• Your objective
Quote the listing below word for word, beginning with its first line and ending with the line that contains "reply-button[interactable]: 32 xyxy=(195,1170,294,1230)".

Collection entries
☆ ☆ ☆ ☆

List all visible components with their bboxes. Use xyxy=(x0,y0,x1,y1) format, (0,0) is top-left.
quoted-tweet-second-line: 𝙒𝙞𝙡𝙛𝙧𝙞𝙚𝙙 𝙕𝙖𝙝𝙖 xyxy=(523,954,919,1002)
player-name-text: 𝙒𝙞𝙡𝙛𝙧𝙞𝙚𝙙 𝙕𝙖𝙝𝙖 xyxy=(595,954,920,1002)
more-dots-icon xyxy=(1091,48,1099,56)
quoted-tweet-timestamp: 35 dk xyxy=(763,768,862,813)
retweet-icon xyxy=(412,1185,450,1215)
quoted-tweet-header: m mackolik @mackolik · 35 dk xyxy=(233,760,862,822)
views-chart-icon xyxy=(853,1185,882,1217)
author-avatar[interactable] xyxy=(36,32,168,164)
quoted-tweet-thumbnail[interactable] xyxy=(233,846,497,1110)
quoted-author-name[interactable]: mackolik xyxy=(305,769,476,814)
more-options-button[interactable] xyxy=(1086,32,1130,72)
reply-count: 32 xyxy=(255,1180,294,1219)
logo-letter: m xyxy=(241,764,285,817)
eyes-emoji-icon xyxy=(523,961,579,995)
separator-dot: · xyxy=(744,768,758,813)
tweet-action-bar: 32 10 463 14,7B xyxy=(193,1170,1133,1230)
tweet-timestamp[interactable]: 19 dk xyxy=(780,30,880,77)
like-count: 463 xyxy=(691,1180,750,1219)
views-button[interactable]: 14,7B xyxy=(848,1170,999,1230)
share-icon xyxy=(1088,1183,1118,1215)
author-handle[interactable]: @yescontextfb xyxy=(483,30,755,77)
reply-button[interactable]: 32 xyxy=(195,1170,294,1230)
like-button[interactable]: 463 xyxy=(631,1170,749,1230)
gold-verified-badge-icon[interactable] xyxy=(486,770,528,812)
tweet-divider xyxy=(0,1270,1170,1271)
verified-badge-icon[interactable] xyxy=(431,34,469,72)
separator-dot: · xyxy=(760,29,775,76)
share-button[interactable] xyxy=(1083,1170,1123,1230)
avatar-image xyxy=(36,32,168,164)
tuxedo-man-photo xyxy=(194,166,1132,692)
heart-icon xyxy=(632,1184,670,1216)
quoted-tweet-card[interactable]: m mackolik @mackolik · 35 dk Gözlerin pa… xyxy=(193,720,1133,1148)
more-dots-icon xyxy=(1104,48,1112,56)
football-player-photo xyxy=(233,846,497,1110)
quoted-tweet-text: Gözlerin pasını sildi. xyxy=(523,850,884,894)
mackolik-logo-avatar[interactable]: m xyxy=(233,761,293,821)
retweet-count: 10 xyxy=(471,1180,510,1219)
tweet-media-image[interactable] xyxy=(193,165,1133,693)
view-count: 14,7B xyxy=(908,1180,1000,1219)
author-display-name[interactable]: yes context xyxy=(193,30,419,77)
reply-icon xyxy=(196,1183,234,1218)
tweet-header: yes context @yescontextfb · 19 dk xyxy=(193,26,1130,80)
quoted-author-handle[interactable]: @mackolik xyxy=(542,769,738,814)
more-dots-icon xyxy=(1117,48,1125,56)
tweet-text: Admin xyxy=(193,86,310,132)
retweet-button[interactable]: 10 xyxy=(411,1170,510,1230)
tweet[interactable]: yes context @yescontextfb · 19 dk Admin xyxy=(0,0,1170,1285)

☆ ☆ ☆ ☆

• Written response
List all visible components with their bboxes. Use xyxy=(x0,y0,x1,y1) format, (0,0) is top-left.
quoted-tweet-second-line: 𝙒𝙞𝙡𝙛𝙧𝙞𝙚𝙙 𝙕𝙖𝙝𝙖 xyxy=(523,954,919,1002)
player-name-text: 𝙒𝙞𝙡𝙛𝙧𝙞𝙚𝙙 𝙕𝙖𝙝𝙖 xyxy=(595,954,920,1002)
more-dots-icon xyxy=(1091,48,1099,56)
quoted-tweet-timestamp: 35 dk xyxy=(763,768,862,813)
retweet-icon xyxy=(412,1185,450,1215)
quoted-tweet-header: m mackolik @mackolik · 35 dk xyxy=(233,760,862,822)
views-chart-icon xyxy=(853,1185,882,1217)
author-avatar[interactable] xyxy=(36,32,168,164)
quoted-tweet-thumbnail[interactable] xyxy=(233,846,497,1110)
quoted-author-name[interactable]: mackolik xyxy=(305,769,476,814)
more-options-button[interactable] xyxy=(1086,32,1130,72)
reply-count: 32 xyxy=(255,1180,294,1219)
logo-letter: m xyxy=(241,764,285,817)
eyes-emoji-icon xyxy=(523,961,579,995)
separator-dot: · xyxy=(744,768,758,813)
tweet-action-bar: 32 10 463 14,7B xyxy=(193,1170,1133,1230)
tweet-timestamp[interactable]: 19 dk xyxy=(780,30,880,77)
like-count: 463 xyxy=(691,1180,750,1219)
views-button[interactable]: 14,7B xyxy=(848,1170,999,1230)
share-icon xyxy=(1088,1183,1118,1215)
author-handle[interactable]: @yescontextfb xyxy=(483,30,755,77)
reply-button[interactable]: 32 xyxy=(195,1170,294,1230)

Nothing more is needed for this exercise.